**SHORT PROBLEM**
Copy every entry word for word. Skip the pictures.

**GIVEN DATA**
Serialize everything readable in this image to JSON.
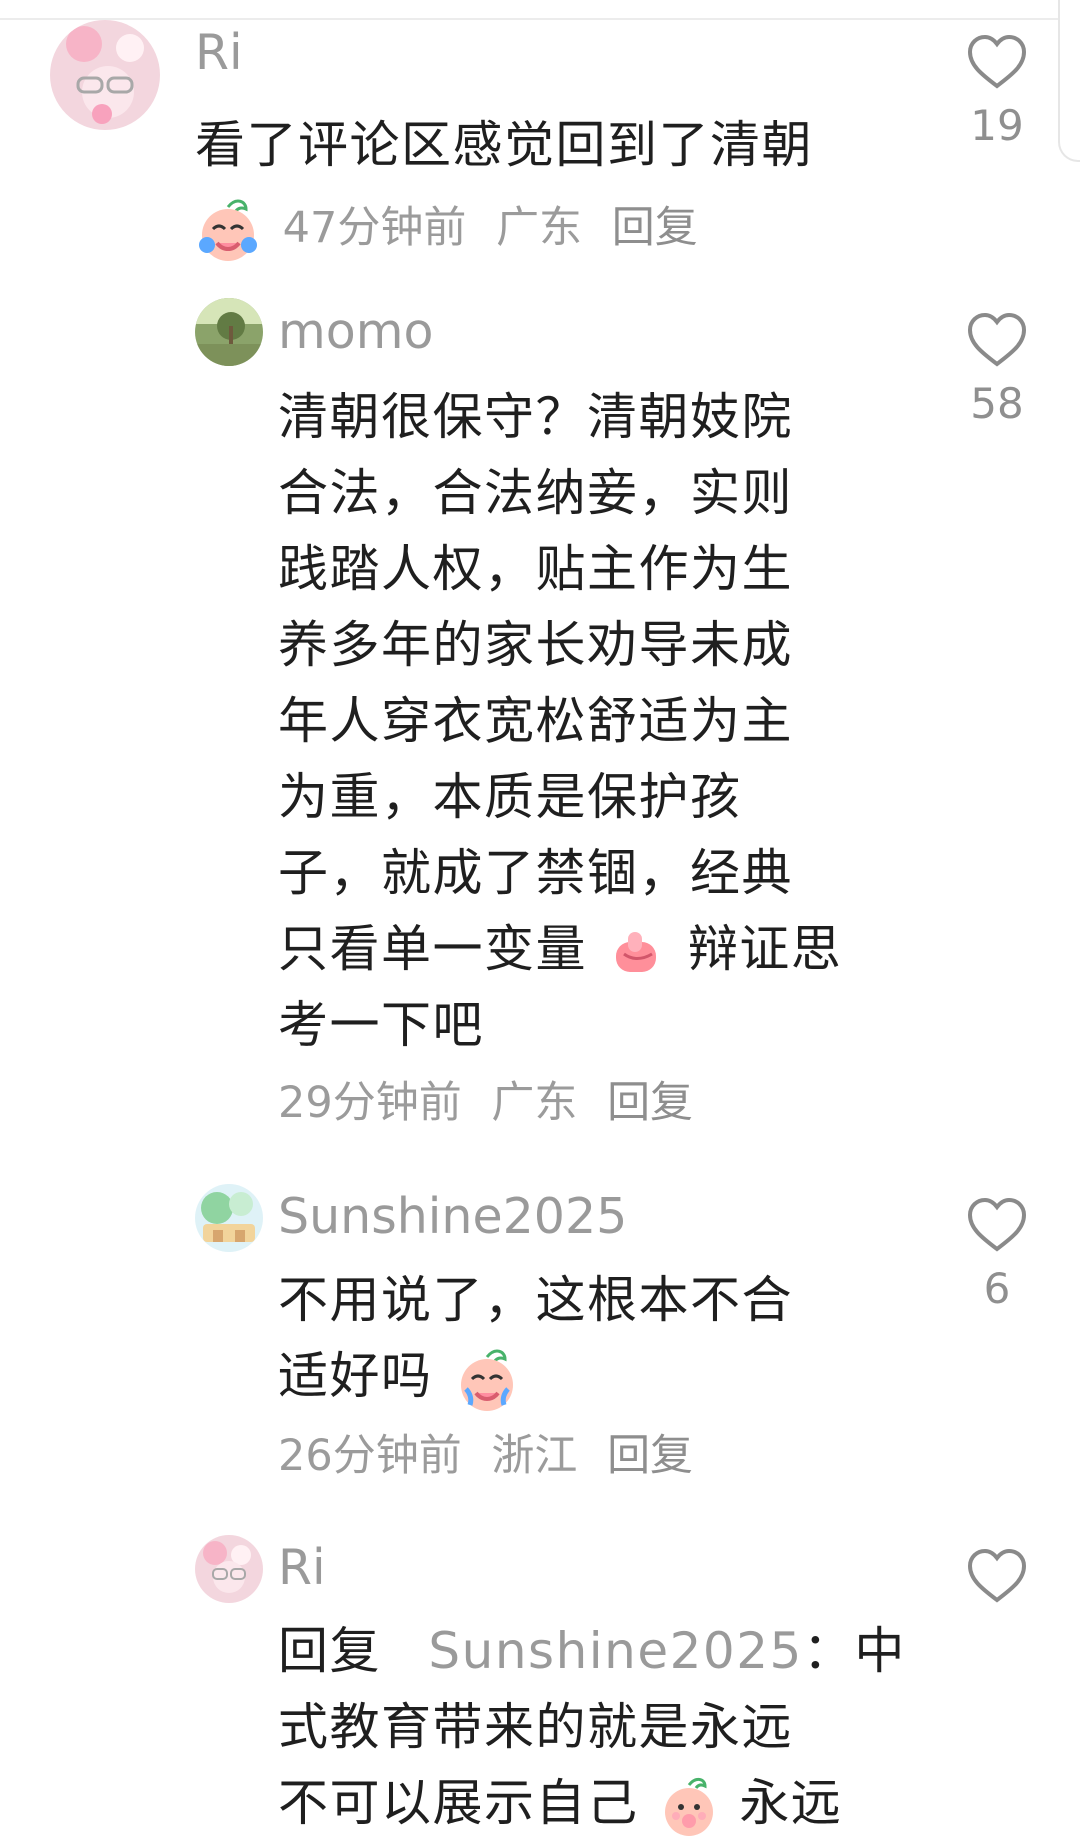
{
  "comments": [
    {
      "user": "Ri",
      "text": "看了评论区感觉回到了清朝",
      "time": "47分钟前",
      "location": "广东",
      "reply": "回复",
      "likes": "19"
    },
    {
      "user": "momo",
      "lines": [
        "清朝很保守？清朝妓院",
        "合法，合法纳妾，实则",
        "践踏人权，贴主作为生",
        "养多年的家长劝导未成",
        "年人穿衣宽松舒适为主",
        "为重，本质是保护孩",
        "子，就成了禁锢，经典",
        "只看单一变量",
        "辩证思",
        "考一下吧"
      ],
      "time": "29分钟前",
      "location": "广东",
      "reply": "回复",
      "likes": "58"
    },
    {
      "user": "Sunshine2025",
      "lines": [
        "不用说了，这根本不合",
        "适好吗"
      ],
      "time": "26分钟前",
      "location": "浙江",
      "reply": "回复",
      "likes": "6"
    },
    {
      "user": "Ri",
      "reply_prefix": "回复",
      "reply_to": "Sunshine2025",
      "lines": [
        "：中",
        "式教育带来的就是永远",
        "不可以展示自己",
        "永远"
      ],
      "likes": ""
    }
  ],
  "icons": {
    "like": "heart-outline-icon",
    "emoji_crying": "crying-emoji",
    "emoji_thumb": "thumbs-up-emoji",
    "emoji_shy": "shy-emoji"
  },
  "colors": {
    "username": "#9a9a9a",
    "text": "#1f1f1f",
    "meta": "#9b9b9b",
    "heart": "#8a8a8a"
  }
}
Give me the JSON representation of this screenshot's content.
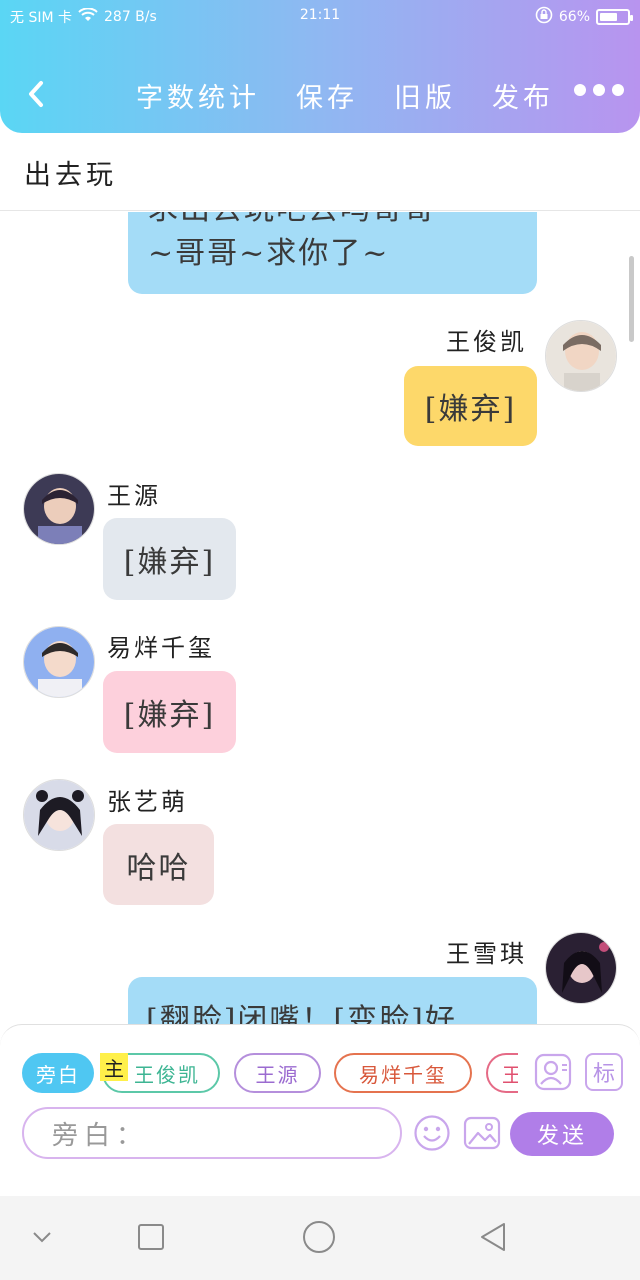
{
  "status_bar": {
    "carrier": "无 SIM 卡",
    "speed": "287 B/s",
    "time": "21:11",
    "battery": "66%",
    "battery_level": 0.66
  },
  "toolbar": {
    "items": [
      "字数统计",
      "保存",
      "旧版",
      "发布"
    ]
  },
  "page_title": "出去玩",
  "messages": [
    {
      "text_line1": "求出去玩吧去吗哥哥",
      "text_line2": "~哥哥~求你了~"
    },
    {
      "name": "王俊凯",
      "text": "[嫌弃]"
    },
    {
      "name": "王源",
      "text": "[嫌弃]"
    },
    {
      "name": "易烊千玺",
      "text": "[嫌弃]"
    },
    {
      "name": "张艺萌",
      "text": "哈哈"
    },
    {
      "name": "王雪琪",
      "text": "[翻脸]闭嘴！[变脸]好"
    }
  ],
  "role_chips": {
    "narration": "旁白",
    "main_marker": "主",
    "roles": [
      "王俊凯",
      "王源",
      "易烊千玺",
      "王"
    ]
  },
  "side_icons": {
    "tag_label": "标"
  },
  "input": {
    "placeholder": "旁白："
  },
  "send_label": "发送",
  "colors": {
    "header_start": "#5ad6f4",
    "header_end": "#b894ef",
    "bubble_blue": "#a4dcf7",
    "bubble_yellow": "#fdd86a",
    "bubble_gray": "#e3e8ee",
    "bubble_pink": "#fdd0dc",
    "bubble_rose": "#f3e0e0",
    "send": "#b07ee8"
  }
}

**RESULT OF THE TASK**
Serialize everything readable in this image to JSON.
{
  "comments": [
    {
      "user": "Ri",
      "text": "看了评论区感觉回到了清朝",
      "time": "47分钟前",
      "location": "广东",
      "reply": "回复",
      "likes": "19"
    },
    {
      "user": "momo",
      "lines": [
        "清朝很保守？清朝妓院",
        "合法，合法纳妾，实则",
        "践踏人权，贴主作为生",
        "养多年的家长劝导未成",
        "年人穿衣宽松舒适为主",
        "为重，本质是保护孩",
        "子，就成了禁锢，经典",
        "只看单一变量",
        "辩证思",
        "考一下吧"
      ],
      "time": "29分钟前",
      "location": "广东",
      "reply": "回复",
      "likes": "58"
    },
    {
      "user": "Sunshine2025",
      "lines": [
        "不用说了，这根本不合",
        "适好吗"
      ],
      "time": "26分钟前",
      "location": "浙江",
      "reply": "回复",
      "likes": "6"
    },
    {
      "user": "Ri",
      "reply_prefix": "回复",
      "reply_to": "Sunshine2025",
      "lines": [
        "：中",
        "式教育带来的就是永远",
        "不可以展示自己",
        "永远"
      ],
      "likes": ""
    }
  ],
  "icons": {
    "like": "heart-outline-icon",
    "emoji_crying": "crying-emoji",
    "emoji_thumb": "thumbs-up-emoji",
    "emoji_shy": "shy-emoji"
  },
  "colors": {
    "username": "#9a9a9a",
    "text": "#1f1f1f",
    "meta": "#9b9b9b",
    "heart": "#8a8a8a"
  }
}
Give me the JSON representation of this screenshot's content.
{
  "status_bar": {
    "carrier": "无 SIM 卡",
    "speed": "287 B/s",
    "time": "21:11",
    "battery": "66%",
    "battery_level": 0.66
  },
  "toolbar": {
    "items": [
      "字数统计",
      "保存",
      "旧版",
      "发布"
    ]
  },
  "page_title": "出去玩",
  "messages": [
    {
      "text_line1": "求出去玩吧去吗哥哥",
      "text_line2": "~哥哥~求你了~"
    },
    {
      "name": "王俊凯",
      "text": "[嫌弃]"
    },
    {
      "name": "王源",
      "text": "[嫌弃]"
    },
    {
      "name": "易烊千玺",
      "text": "[嫌弃]"
    },
    {
      "name": "张艺萌",
      "text": "哈哈"
    },
    {
      "name": "王雪琪",
      "text": "[翻脸]闭嘴！[变脸]好"
    }
  ],
  "role_chips": {
    "narration": "旁白",
    "main_marker": "主",
    "roles": [
      "王俊凯",
      "王源",
      "易烊千玺",
      "王"
    ]
  },
  "side_icons": {
    "tag_label": "标"
  },
  "input": {
    "placeholder": "旁白："
  },
  "send_label": "发送",
  "colors": {
    "header_start": "#5ad6f4",
    "header_end": "#b894ef",
    "bubble_blue": "#a4dcf7",
    "bubble_yellow": "#fdd86a",
    "bubble_gray": "#e3e8ee",
    "bubble_pink": "#fdd0dc",
    "bubble_rose": "#f3e0e0",
    "send": "#b07ee8"
  }
}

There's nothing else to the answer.